• Provided entries
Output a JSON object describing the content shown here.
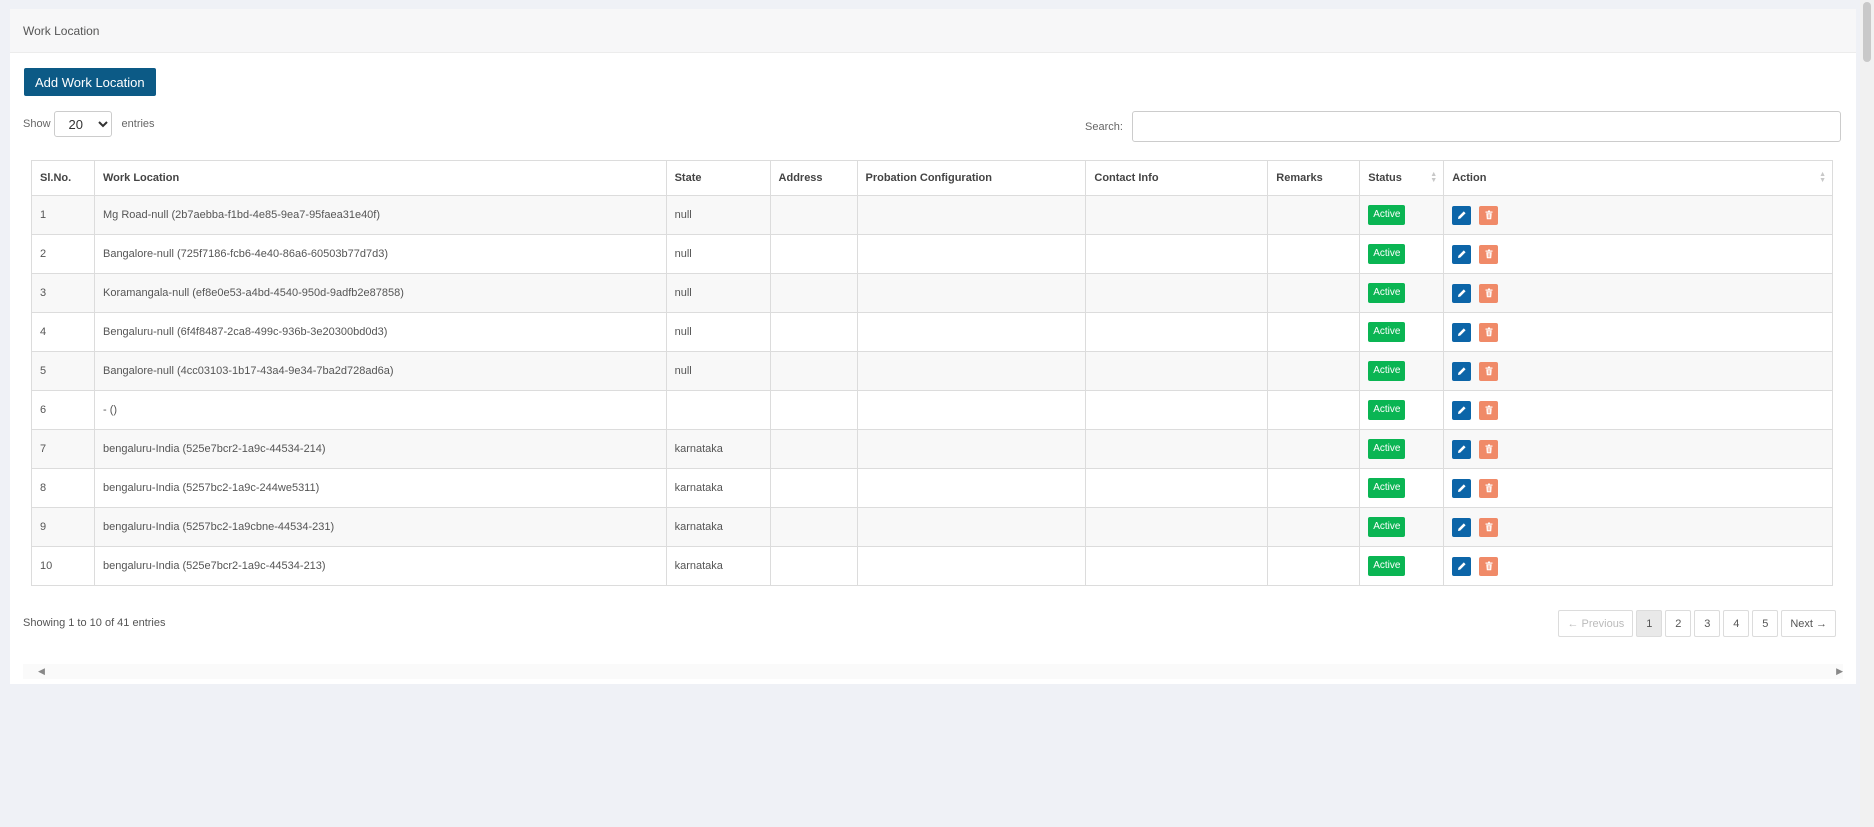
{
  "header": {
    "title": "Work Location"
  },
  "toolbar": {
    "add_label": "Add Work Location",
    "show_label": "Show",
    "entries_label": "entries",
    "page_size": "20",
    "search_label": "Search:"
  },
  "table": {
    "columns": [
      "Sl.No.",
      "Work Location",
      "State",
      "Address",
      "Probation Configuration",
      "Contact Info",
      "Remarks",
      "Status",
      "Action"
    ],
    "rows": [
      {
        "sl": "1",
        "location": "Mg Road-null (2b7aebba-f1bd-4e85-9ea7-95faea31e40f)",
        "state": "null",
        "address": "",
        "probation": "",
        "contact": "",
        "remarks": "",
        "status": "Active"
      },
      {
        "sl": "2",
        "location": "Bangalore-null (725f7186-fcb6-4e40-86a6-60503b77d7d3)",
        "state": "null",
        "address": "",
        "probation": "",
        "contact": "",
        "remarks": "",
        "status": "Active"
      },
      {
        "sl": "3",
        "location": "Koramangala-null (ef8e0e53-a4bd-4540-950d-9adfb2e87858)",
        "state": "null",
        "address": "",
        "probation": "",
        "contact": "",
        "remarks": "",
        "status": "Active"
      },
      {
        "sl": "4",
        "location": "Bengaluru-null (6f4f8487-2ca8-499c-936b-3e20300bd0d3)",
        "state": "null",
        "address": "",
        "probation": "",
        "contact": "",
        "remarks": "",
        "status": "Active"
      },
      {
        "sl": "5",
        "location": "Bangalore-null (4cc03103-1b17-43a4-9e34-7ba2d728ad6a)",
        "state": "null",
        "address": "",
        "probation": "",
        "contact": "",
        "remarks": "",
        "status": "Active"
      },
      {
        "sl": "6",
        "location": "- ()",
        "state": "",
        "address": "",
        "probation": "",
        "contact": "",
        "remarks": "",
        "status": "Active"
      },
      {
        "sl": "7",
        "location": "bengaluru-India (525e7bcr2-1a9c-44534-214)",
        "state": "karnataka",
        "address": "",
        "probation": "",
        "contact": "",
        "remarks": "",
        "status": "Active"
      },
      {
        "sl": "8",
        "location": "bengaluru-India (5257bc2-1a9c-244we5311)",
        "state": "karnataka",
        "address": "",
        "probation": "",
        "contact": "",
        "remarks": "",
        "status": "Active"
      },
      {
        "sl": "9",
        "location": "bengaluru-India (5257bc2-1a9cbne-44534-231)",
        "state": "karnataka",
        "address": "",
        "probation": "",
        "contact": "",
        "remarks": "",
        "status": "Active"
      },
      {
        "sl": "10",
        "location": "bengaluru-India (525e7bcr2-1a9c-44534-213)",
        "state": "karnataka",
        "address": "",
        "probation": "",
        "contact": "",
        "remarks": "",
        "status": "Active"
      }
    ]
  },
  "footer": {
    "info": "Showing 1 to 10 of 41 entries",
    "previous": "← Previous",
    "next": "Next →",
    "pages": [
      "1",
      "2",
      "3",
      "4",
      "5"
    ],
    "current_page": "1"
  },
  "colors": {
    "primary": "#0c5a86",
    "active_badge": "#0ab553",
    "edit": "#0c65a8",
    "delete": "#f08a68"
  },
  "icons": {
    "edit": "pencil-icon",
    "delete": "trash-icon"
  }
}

• What is required
Go through the data above and transcribe it in full, omitting any image.

• Completed exercise
Output a JSON object describing the content shown here.
{
  "header": {
    "title": "Work Location"
  },
  "toolbar": {
    "add_label": "Add Work Location",
    "show_label": "Show",
    "entries_label": "entries",
    "page_size": "20",
    "search_label": "Search:"
  },
  "table": {
    "columns": [
      "Sl.No.",
      "Work Location",
      "State",
      "Address",
      "Probation Configuration",
      "Contact Info",
      "Remarks",
      "Status",
      "Action"
    ],
    "rows": [
      {
        "sl": "1",
        "location": "Mg Road-null (2b7aebba-f1bd-4e85-9ea7-95faea31e40f)",
        "state": "null",
        "address": "",
        "probation": "",
        "contact": "",
        "remarks": "",
        "status": "Active"
      },
      {
        "sl": "2",
        "location": "Bangalore-null (725f7186-fcb6-4e40-86a6-60503b77d7d3)",
        "state": "null",
        "address": "",
        "probation": "",
        "contact": "",
        "remarks": "",
        "status": "Active"
      },
      {
        "sl": "3",
        "location": "Koramangala-null (ef8e0e53-a4bd-4540-950d-9adfb2e87858)",
        "state": "null",
        "address": "",
        "probation": "",
        "contact": "",
        "remarks": "",
        "status": "Active"
      },
      {
        "sl": "4",
        "location": "Bengaluru-null (6f4f8487-2ca8-499c-936b-3e20300bd0d3)",
        "state": "null",
        "address": "",
        "probation": "",
        "contact": "",
        "remarks": "",
        "status": "Active"
      },
      {
        "sl": "5",
        "location": "Bangalore-null (4cc03103-1b17-43a4-9e34-7ba2d728ad6a)",
        "state": "null",
        "address": "",
        "probation": "",
        "contact": "",
        "remarks": "",
        "status": "Active"
      },
      {
        "sl": "6",
        "location": "- ()",
        "state": "",
        "address": "",
        "probation": "",
        "contact": "",
        "remarks": "",
        "status": "Active"
      },
      {
        "sl": "7",
        "location": "bengaluru-India (525e7bcr2-1a9c-44534-214)",
        "state": "karnataka",
        "address": "",
        "probation": "",
        "contact": "",
        "remarks": "",
        "status": "Active"
      },
      {
        "sl": "8",
        "location": "bengaluru-India (5257bc2-1a9c-244we5311)",
        "state": "karnataka",
        "address": "",
        "probation": "",
        "contact": "",
        "remarks": "",
        "status": "Active"
      },
      {
        "sl": "9",
        "location": "bengaluru-India (5257bc2-1a9cbne-44534-231)",
        "state": "karnataka",
        "address": "",
        "probation": "",
        "contact": "",
        "remarks": "",
        "status": "Active"
      },
      {
        "sl": "10",
        "location": "bengaluru-India (525e7bcr2-1a9c-44534-213)",
        "state": "karnataka",
        "address": "",
        "probation": "",
        "contact": "",
        "remarks": "",
        "status": "Active"
      }
    ]
  },
  "footer": {
    "info": "Showing 1 to 10 of 41 entries",
    "previous": "← Previous",
    "next": "Next →",
    "pages": [
      "1",
      "2",
      "3",
      "4",
      "5"
    ],
    "current_page": "1"
  },
  "colors": {
    "primary": "#0c5a86",
    "active_badge": "#0ab553",
    "edit": "#0c65a8",
    "delete": "#f08a68"
  },
  "icons": {
    "edit": "pencil-icon",
    "delete": "trash-icon"
  }
}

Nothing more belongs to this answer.